Short exercise -> Pick out every line holding the string "plazo" and copy it.

Stored rows ->
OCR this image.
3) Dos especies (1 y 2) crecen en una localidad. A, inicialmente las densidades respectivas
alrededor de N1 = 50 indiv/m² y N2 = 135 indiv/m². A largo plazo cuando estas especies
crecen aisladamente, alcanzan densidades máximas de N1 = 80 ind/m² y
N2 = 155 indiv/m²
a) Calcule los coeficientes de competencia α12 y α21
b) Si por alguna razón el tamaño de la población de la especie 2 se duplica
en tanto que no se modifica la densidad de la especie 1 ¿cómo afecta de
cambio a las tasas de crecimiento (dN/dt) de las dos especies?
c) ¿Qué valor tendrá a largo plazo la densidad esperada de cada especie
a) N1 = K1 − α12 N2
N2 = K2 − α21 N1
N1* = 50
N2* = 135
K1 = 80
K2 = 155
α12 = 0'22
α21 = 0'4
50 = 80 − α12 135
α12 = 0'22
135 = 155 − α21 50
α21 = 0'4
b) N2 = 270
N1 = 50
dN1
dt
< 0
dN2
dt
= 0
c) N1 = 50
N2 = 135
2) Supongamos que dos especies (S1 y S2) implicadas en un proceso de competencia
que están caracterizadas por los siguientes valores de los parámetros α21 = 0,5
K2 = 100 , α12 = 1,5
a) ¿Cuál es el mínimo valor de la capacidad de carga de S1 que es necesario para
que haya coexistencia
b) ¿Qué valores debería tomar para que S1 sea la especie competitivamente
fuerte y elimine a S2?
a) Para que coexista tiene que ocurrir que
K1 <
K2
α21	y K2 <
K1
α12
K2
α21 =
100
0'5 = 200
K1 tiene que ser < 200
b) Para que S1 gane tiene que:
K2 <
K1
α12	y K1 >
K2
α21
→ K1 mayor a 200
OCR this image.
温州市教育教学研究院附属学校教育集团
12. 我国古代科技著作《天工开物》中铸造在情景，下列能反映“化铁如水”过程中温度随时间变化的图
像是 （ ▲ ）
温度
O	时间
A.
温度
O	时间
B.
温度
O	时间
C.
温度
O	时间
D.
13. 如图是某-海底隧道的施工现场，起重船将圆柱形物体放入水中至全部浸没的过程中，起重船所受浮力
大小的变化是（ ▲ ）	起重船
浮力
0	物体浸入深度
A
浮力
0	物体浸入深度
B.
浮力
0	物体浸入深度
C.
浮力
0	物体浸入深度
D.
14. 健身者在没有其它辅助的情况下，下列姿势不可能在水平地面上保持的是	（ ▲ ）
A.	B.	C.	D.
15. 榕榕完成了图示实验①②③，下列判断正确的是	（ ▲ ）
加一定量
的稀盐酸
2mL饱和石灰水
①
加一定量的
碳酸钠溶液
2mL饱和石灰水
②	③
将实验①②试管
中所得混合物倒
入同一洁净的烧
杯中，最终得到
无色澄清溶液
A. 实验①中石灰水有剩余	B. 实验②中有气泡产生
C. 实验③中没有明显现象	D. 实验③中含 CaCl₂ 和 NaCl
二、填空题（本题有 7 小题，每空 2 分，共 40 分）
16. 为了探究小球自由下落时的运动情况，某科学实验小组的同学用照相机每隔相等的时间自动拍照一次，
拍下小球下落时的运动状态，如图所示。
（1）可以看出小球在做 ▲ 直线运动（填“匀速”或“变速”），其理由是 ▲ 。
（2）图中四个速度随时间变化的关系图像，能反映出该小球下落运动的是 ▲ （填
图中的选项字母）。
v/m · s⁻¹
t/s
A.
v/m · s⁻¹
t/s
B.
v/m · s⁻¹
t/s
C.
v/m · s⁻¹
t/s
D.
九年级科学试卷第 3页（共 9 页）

Answer in full ->
alrededor de N1 = 50 indiv/m² y N2 = 135 indiv/m². A largo plazo cuando estas especies
c) ¿Qué valor tendrá a largo plazo la densidad esperada de cada especie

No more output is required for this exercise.